What you have to do → From the records below, pull each line that has "xlabel".

Given data →
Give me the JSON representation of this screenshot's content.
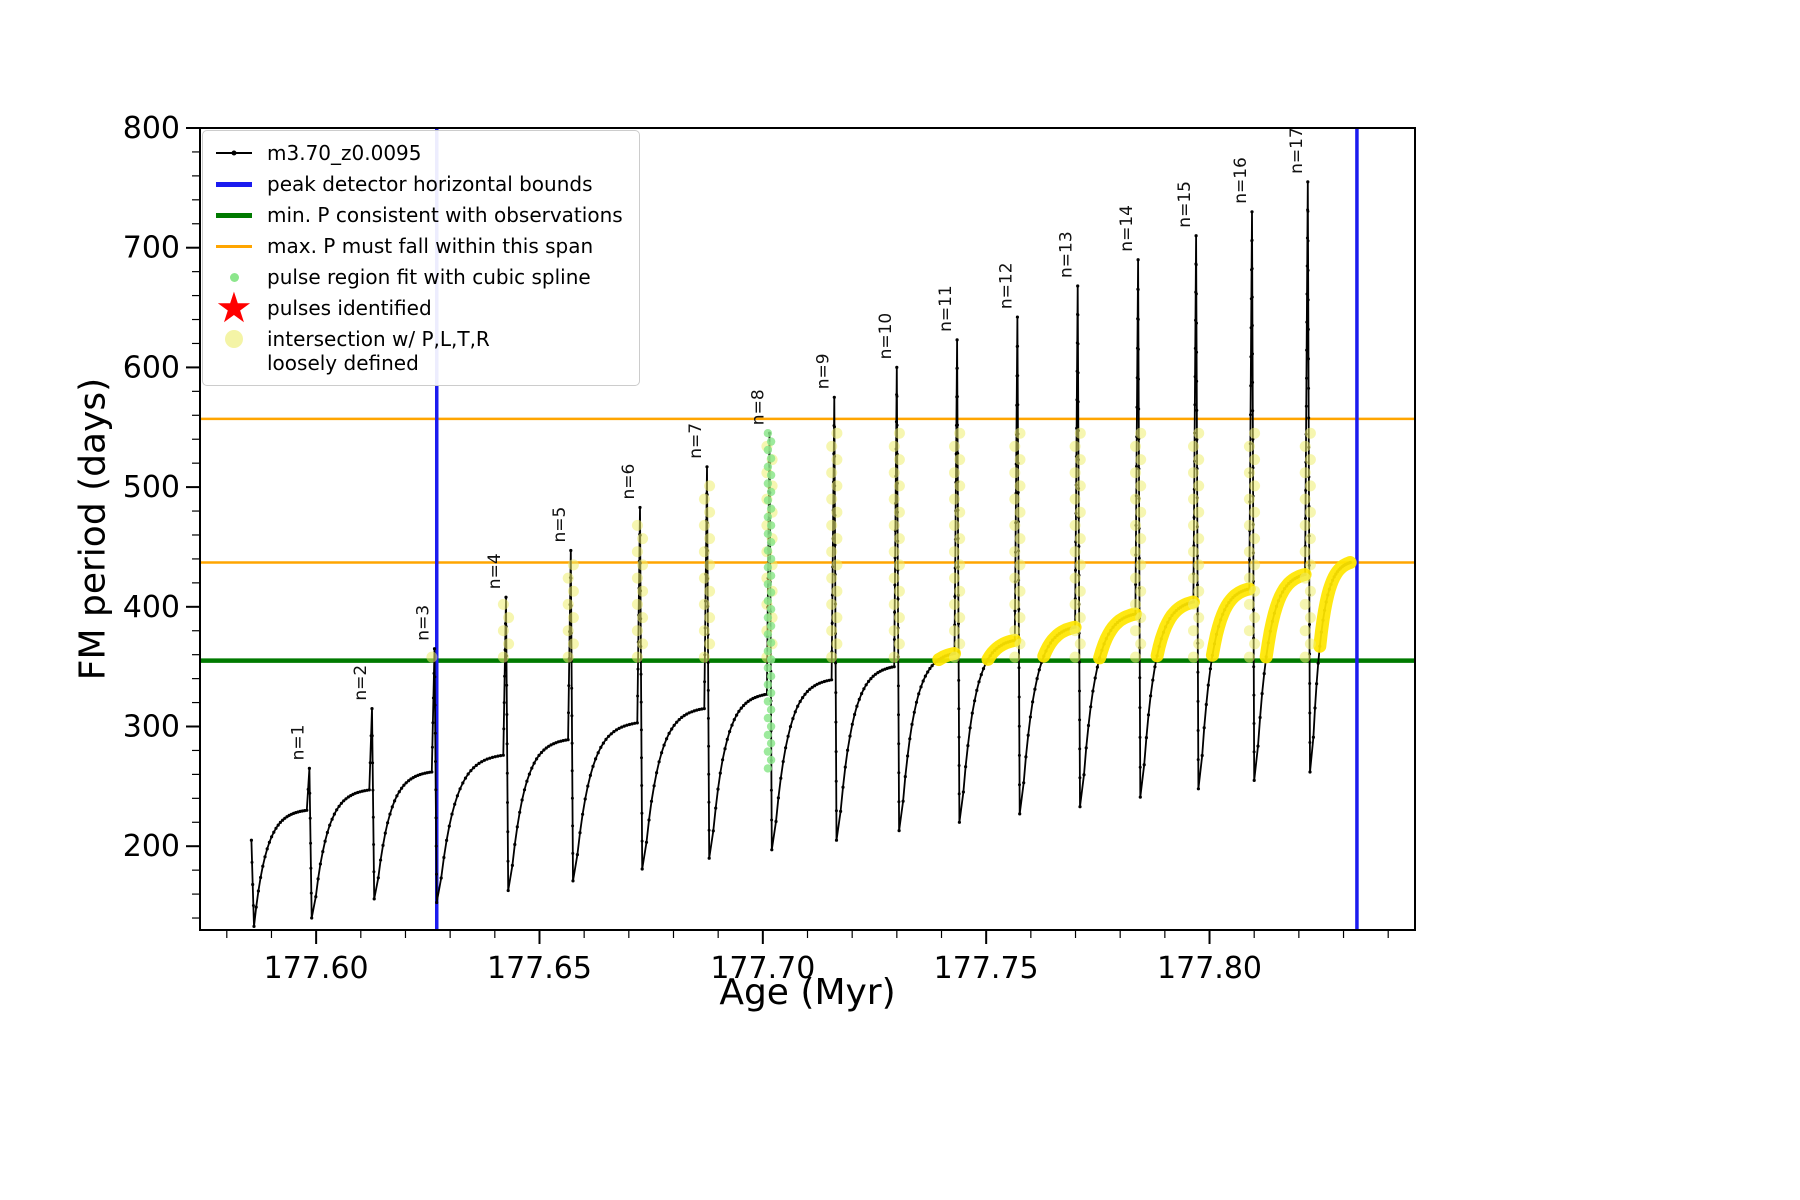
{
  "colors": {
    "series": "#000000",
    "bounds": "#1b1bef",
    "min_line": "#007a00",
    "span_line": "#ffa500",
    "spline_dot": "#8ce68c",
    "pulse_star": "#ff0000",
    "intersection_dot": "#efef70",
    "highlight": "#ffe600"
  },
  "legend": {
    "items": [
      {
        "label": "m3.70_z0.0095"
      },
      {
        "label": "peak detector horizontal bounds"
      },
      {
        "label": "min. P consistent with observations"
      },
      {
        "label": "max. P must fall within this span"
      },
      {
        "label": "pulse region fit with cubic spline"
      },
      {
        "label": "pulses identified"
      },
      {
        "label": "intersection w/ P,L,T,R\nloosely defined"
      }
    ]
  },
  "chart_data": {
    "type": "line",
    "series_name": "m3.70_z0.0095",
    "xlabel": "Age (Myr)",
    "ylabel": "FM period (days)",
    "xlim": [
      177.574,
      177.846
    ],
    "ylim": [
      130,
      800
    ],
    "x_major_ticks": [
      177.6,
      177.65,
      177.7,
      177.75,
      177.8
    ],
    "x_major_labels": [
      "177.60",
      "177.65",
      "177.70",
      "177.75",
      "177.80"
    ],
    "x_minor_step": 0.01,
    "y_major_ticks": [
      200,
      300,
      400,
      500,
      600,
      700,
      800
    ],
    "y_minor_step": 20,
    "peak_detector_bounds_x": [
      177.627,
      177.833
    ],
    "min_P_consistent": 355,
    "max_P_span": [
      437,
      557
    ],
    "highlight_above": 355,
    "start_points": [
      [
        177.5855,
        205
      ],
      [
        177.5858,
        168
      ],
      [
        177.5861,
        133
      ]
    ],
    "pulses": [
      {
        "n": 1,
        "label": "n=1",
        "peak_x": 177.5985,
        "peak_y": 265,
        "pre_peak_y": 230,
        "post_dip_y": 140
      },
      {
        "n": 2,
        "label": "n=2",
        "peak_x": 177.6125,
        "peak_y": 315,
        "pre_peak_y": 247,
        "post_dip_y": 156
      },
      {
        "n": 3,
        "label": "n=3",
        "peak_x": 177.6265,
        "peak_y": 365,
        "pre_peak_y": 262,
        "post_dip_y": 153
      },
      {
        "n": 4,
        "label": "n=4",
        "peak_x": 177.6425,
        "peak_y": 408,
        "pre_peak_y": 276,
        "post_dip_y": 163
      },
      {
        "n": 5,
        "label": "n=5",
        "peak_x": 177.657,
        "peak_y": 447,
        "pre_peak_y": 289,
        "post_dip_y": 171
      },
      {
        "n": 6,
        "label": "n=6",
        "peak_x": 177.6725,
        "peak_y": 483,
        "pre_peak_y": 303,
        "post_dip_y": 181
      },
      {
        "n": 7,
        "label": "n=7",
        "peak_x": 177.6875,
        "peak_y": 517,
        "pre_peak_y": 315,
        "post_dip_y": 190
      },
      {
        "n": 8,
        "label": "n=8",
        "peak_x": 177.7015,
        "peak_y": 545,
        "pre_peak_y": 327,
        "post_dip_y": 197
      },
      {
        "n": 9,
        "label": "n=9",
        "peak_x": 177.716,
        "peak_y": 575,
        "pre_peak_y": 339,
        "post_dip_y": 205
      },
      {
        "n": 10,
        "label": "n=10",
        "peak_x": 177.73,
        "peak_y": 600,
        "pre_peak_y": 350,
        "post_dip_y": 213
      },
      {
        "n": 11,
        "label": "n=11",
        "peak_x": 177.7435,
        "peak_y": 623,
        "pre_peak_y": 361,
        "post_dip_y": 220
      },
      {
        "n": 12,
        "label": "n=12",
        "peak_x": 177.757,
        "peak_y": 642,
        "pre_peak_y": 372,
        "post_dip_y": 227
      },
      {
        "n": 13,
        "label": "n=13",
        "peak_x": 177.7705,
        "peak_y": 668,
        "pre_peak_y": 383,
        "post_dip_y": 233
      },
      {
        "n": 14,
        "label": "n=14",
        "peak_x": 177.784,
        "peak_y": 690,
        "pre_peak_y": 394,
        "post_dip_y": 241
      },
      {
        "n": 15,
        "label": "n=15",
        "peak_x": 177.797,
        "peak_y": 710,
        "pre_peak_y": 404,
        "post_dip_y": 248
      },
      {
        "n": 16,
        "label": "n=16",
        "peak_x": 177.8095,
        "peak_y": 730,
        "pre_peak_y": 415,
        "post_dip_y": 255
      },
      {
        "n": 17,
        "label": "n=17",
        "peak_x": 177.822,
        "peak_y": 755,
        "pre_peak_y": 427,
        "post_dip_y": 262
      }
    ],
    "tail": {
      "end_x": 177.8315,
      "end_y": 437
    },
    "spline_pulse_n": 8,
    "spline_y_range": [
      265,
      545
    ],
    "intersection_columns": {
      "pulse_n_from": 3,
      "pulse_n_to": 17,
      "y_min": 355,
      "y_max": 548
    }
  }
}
==
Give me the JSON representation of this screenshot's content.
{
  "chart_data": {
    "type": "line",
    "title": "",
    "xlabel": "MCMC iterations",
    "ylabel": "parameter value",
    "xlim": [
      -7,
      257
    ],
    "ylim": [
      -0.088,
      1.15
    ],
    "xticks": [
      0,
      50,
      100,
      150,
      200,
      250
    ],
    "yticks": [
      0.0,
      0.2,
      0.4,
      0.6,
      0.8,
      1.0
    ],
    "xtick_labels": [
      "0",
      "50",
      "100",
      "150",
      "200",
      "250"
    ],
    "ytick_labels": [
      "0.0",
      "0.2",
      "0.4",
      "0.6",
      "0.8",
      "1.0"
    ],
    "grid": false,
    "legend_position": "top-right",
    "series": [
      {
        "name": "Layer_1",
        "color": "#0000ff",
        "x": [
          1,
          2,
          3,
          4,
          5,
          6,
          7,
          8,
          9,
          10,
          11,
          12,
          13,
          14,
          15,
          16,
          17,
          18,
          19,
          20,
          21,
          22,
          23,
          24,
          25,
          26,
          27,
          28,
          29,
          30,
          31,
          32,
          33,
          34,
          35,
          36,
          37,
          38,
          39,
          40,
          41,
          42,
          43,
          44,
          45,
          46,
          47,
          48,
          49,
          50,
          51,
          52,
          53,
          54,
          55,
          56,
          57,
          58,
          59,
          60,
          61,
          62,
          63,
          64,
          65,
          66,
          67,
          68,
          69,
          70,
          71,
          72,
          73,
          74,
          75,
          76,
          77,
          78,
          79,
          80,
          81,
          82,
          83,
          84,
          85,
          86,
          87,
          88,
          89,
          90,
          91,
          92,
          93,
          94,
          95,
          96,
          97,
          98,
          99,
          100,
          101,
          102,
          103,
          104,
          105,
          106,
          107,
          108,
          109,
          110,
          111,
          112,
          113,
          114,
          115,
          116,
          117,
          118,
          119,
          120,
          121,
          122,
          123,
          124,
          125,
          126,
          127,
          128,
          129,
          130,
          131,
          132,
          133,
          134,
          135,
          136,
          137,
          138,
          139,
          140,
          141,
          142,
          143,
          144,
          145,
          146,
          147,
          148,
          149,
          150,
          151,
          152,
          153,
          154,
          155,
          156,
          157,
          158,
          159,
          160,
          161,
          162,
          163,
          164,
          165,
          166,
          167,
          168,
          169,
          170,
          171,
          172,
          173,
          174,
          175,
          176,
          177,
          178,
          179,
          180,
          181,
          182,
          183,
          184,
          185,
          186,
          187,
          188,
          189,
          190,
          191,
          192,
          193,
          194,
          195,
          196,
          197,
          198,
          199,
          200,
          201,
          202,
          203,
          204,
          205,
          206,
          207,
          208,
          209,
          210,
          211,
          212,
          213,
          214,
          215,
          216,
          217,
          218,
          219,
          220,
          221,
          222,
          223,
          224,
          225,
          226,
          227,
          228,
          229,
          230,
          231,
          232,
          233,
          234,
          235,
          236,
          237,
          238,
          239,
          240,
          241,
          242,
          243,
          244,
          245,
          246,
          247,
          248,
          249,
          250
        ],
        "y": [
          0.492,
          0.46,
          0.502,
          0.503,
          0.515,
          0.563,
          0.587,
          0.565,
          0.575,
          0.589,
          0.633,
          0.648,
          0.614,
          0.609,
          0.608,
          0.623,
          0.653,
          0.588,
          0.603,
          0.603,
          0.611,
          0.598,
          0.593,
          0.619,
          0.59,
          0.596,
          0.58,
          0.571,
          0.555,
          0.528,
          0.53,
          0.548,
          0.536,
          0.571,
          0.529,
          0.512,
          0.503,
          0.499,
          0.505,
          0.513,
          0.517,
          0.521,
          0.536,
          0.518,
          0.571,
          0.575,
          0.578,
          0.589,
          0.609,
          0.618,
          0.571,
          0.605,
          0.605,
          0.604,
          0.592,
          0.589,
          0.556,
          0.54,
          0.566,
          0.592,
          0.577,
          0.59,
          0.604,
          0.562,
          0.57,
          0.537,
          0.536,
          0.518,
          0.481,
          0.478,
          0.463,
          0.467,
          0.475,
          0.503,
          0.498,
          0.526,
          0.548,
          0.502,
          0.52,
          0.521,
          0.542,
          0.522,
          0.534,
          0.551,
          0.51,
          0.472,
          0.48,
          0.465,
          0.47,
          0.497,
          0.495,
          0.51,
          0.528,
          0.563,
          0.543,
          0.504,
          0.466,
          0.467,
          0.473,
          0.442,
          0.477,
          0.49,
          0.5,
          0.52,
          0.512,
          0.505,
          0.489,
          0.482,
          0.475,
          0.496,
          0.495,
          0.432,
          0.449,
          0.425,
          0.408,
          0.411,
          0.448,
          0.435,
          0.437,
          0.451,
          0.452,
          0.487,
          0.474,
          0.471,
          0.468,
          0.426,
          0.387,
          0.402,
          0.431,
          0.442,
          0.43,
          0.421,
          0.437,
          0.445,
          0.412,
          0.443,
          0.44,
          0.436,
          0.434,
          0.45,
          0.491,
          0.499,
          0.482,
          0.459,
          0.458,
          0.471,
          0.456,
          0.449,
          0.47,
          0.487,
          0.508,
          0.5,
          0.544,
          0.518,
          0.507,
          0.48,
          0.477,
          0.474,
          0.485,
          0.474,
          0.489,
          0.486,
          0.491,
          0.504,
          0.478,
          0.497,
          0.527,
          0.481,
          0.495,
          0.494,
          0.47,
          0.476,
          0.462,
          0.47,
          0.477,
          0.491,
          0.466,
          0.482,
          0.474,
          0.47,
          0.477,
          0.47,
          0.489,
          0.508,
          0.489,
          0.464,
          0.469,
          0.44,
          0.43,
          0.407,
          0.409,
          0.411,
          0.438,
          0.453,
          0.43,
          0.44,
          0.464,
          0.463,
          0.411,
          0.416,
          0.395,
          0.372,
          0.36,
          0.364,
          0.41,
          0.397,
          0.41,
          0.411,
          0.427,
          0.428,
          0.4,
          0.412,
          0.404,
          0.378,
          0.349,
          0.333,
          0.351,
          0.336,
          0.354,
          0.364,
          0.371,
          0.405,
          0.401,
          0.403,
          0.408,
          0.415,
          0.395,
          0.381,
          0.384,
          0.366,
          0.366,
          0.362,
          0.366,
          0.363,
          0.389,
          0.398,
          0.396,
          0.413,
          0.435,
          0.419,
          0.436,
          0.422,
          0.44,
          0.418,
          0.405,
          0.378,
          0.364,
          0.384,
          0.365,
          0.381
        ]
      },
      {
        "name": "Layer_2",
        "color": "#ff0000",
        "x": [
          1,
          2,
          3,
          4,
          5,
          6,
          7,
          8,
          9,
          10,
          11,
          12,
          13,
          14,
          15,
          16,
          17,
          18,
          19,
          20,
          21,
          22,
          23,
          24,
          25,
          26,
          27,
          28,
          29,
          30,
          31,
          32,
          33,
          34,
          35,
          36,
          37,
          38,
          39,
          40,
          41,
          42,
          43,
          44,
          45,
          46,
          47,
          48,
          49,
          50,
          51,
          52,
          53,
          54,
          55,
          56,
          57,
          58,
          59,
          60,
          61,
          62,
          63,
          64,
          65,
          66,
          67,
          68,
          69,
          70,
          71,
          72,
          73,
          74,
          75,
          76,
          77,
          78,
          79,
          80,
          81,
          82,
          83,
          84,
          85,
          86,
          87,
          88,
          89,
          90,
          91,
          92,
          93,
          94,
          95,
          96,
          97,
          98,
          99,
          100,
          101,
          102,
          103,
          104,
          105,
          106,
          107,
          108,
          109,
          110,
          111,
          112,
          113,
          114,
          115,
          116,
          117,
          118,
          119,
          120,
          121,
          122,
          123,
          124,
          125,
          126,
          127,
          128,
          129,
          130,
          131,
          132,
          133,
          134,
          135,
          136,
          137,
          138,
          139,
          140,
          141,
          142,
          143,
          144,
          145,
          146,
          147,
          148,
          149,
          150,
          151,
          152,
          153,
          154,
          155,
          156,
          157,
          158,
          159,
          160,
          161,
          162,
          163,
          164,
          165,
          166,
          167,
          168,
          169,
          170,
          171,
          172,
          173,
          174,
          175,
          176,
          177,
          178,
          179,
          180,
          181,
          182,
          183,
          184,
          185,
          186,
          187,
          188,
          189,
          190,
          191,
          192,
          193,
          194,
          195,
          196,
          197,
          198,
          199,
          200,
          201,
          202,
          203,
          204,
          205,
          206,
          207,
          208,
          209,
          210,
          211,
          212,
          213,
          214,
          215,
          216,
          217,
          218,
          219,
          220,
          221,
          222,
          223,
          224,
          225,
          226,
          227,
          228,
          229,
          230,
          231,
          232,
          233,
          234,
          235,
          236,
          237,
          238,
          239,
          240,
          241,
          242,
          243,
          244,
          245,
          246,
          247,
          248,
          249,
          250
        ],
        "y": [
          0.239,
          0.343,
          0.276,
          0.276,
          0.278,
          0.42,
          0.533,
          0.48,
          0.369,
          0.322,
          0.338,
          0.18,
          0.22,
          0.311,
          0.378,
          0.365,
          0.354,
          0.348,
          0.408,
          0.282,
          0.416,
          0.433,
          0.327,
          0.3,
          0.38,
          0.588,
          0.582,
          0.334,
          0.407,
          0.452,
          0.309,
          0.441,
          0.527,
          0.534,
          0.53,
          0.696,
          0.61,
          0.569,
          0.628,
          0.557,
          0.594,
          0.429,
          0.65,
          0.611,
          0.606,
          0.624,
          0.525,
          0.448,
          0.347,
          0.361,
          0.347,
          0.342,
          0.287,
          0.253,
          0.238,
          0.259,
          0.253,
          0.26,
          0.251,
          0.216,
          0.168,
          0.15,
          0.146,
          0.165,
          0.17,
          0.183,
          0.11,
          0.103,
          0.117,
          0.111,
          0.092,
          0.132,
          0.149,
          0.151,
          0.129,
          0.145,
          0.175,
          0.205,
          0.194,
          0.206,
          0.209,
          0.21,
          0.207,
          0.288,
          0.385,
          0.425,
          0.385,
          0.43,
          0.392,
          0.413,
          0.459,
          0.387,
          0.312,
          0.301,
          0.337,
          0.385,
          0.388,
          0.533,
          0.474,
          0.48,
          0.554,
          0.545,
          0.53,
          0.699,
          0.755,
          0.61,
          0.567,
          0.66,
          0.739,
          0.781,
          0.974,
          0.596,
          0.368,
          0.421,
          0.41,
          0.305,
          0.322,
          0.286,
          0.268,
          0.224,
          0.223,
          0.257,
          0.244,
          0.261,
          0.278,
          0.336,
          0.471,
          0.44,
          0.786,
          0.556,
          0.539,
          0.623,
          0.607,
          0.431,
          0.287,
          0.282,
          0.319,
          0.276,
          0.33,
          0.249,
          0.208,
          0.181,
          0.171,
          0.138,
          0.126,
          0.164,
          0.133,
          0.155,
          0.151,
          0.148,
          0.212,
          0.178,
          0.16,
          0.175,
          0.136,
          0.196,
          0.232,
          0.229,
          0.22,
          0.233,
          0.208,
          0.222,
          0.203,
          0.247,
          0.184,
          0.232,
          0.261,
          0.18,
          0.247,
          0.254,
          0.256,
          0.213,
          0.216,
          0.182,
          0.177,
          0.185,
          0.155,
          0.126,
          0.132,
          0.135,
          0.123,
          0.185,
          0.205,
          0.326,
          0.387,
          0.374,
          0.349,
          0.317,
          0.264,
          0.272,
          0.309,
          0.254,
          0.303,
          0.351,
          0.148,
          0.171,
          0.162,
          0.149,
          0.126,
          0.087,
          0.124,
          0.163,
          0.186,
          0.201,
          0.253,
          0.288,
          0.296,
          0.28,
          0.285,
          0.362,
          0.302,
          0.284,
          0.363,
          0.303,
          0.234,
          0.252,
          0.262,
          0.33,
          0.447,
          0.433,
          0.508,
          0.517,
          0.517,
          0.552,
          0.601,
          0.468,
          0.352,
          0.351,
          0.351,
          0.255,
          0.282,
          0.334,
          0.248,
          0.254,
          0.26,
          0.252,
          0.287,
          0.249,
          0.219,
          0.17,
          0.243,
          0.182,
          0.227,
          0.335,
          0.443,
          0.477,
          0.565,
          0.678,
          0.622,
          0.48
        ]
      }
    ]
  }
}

Response to the task →
    "xlabel": "Age (Myr)",
    "xlabel": "MCMC iterations",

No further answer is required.